## START RECORDS TO PROCESS

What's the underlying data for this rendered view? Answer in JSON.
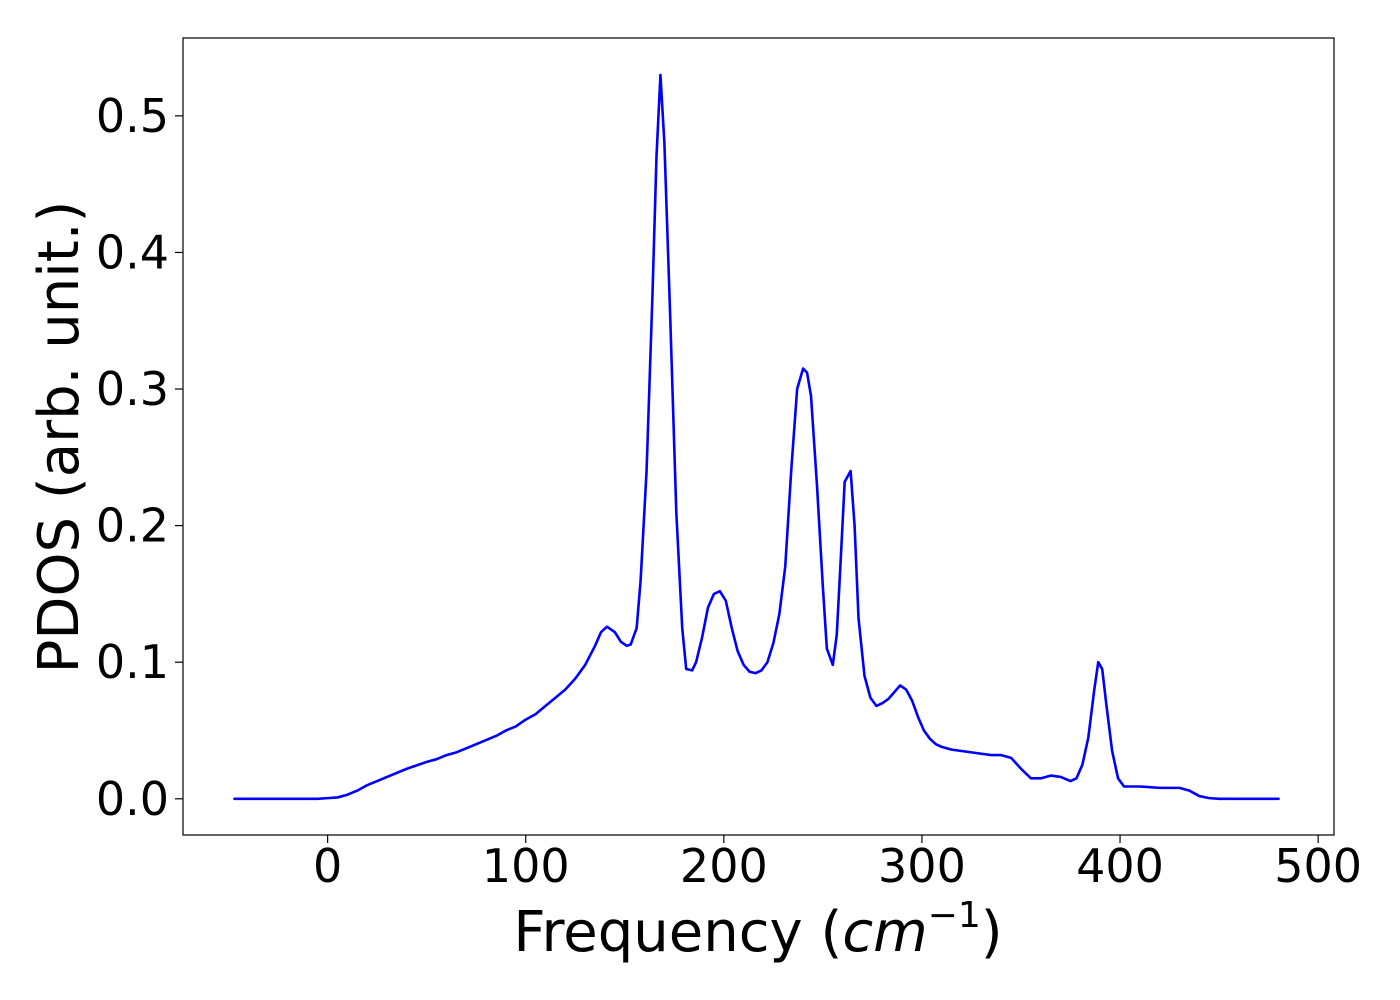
{
  "chart_data": {
    "type": "line",
    "xlabel": "Frequency (cm⁻¹)",
    "xlabel_parts": {
      "prefix": "Frequency (",
      "unit_base": "cm",
      "unit_exp": "−1",
      "suffix": ")"
    },
    "ylabel": "PDOS (arb. unit.)",
    "xlim": [
      -73,
      508
    ],
    "ylim": [
      -0.0265,
      0.557
    ],
    "xticks": [
      0,
      100,
      200,
      300,
      400,
      500
    ],
    "xtick_labels": [
      "0",
      "100",
      "200",
      "300",
      "400",
      "500"
    ],
    "yticks": [
      0.0,
      0.1,
      0.2,
      0.3,
      0.4,
      0.5
    ],
    "ytick_labels": [
      "0.0",
      "0.1",
      "0.2",
      "0.3",
      "0.4",
      "0.5"
    ],
    "grid": false,
    "series": [
      {
        "color": "#0000ff",
        "x": [
          -47,
          -20,
          -5,
          0,
          5,
          10,
          15,
          20,
          25,
          30,
          40,
          50,
          55,
          60,
          65,
          70,
          75,
          80,
          85,
          90,
          95,
          100,
          105,
          110,
          115,
          120,
          125,
          130,
          135,
          138,
          141,
          145,
          148,
          151,
          153,
          156,
          158,
          161,
          164,
          166,
          168,
          170,
          173,
          176,
          179,
          181,
          184,
          186,
          189,
          192,
          195,
          198,
          201,
          204,
          207,
          210,
          213,
          216,
          219,
          222,
          225,
          228,
          231,
          234,
          237,
          240,
          242,
          244,
          247,
          250,
          252,
          255,
          257,
          259,
          261,
          264,
          266,
          268,
          271,
          274,
          277,
          280,
          283,
          286,
          289,
          292,
          295,
          298,
          301,
          304,
          307,
          310,
          315,
          320,
          325,
          330,
          335,
          340,
          345,
          350,
          355,
          360,
          365,
          370,
          375,
          378,
          381,
          384,
          387,
          389,
          391,
          393,
          396,
          399,
          402,
          405,
          410,
          420,
          430,
          435,
          440,
          445,
          450,
          460,
          470,
          480
        ],
        "y": [
          0.0,
          0.0,
          0.0,
          0.0005,
          0.001,
          0.003,
          0.006,
          0.01,
          0.013,
          0.016,
          0.022,
          0.027,
          0.029,
          0.032,
          0.034,
          0.037,
          0.04,
          0.043,
          0.046,
          0.05,
          0.053,
          0.058,
          0.062,
          0.068,
          0.074,
          0.08,
          0.088,
          0.098,
          0.112,
          0.122,
          0.126,
          0.122,
          0.115,
          0.112,
          0.113,
          0.125,
          0.16,
          0.24,
          0.37,
          0.47,
          0.53,
          0.48,
          0.35,
          0.21,
          0.125,
          0.095,
          0.094,
          0.1,
          0.118,
          0.14,
          0.15,
          0.152,
          0.145,
          0.125,
          0.108,
          0.098,
          0.093,
          0.092,
          0.094,
          0.1,
          0.114,
          0.135,
          0.17,
          0.24,
          0.3,
          0.315,
          0.312,
          0.295,
          0.23,
          0.155,
          0.11,
          0.098,
          0.12,
          0.175,
          0.232,
          0.24,
          0.2,
          0.132,
          0.09,
          0.074,
          0.068,
          0.07,
          0.073,
          0.078,
          0.083,
          0.08,
          0.072,
          0.06,
          0.05,
          0.044,
          0.04,
          0.038,
          0.036,
          0.035,
          0.034,
          0.033,
          0.032,
          0.032,
          0.03,
          0.022,
          0.015,
          0.015,
          0.017,
          0.016,
          0.013,
          0.015,
          0.025,
          0.045,
          0.08,
          0.1,
          0.095,
          0.07,
          0.035,
          0.015,
          0.009,
          0.009,
          0.009,
          0.008,
          0.008,
          0.006,
          0.002,
          0.0005,
          0.0,
          0.0,
          0.0,
          0.0
        ]
      }
    ]
  }
}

## END RECORDS TO PROCESS

__REQUIREMENT__
Keep the pictures out and write out the records exactly.

__EXPECTED ANSWER__
What's the underlying data for this rendered view? Answer in JSON.
{
  "chart_data": {
    "type": "line",
    "xlabel": "Frequency (cm⁻¹)",
    "xlabel_parts": {
      "prefix": "Frequency (",
      "unit_base": "cm",
      "unit_exp": "−1",
      "suffix": ")"
    },
    "ylabel": "PDOS (arb. unit.)",
    "xlim": [
      -73,
      508
    ],
    "ylim": [
      -0.0265,
      0.557
    ],
    "xticks": [
      0,
      100,
      200,
      300,
      400,
      500
    ],
    "xtick_labels": [
      "0",
      "100",
      "200",
      "300",
      "400",
      "500"
    ],
    "yticks": [
      0.0,
      0.1,
      0.2,
      0.3,
      0.4,
      0.5
    ],
    "ytick_labels": [
      "0.0",
      "0.1",
      "0.2",
      "0.3",
      "0.4",
      "0.5"
    ],
    "grid": false,
    "series": [
      {
        "color": "#0000ff",
        "x": [
          -47,
          -20,
          -5,
          0,
          5,
          10,
          15,
          20,
          25,
          30,
          40,
          50,
          55,
          60,
          65,
          70,
          75,
          80,
          85,
          90,
          95,
          100,
          105,
          110,
          115,
          120,
          125,
          130,
          135,
          138,
          141,
          145,
          148,
          151,
          153,
          156,
          158,
          161,
          164,
          166,
          168,
          170,
          173,
          176,
          179,
          181,
          184,
          186,
          189,
          192,
          195,
          198,
          201,
          204,
          207,
          210,
          213,
          216,
          219,
          222,
          225,
          228,
          231,
          234,
          237,
          240,
          242,
          244,
          247,
          250,
          252,
          255,
          257,
          259,
          261,
          264,
          266,
          268,
          271,
          274,
          277,
          280,
          283,
          286,
          289,
          292,
          295,
          298,
          301,
          304,
          307,
          310,
          315,
          320,
          325,
          330,
          335,
          340,
          345,
          350,
          355,
          360,
          365,
          370,
          375,
          378,
          381,
          384,
          387,
          389,
          391,
          393,
          396,
          399,
          402,
          405,
          410,
          420,
          430,
          435,
          440,
          445,
          450,
          460,
          470,
          480
        ],
        "y": [
          0.0,
          0.0,
          0.0,
          0.0005,
          0.001,
          0.003,
          0.006,
          0.01,
          0.013,
          0.016,
          0.022,
          0.027,
          0.029,
          0.032,
          0.034,
          0.037,
          0.04,
          0.043,
          0.046,
          0.05,
          0.053,
          0.058,
          0.062,
          0.068,
          0.074,
          0.08,
          0.088,
          0.098,
          0.112,
          0.122,
          0.126,
          0.122,
          0.115,
          0.112,
          0.113,
          0.125,
          0.16,
          0.24,
          0.37,
          0.47,
          0.53,
          0.48,
          0.35,
          0.21,
          0.125,
          0.095,
          0.094,
          0.1,
          0.118,
          0.14,
          0.15,
          0.152,
          0.145,
          0.125,
          0.108,
          0.098,
          0.093,
          0.092,
          0.094,
          0.1,
          0.114,
          0.135,
          0.17,
          0.24,
          0.3,
          0.315,
          0.312,
          0.295,
          0.23,
          0.155,
          0.11,
          0.098,
          0.12,
          0.175,
          0.232,
          0.24,
          0.2,
          0.132,
          0.09,
          0.074,
          0.068,
          0.07,
          0.073,
          0.078,
          0.083,
          0.08,
          0.072,
          0.06,
          0.05,
          0.044,
          0.04,
          0.038,
          0.036,
          0.035,
          0.034,
          0.033,
          0.032,
          0.032,
          0.03,
          0.022,
          0.015,
          0.015,
          0.017,
          0.016,
          0.013,
          0.015,
          0.025,
          0.045,
          0.08,
          0.1,
          0.095,
          0.07,
          0.035,
          0.015,
          0.009,
          0.009,
          0.009,
          0.008,
          0.008,
          0.006,
          0.002,
          0.0005,
          0.0,
          0.0,
          0.0,
          0.0
        ]
      }
    ]
  }
}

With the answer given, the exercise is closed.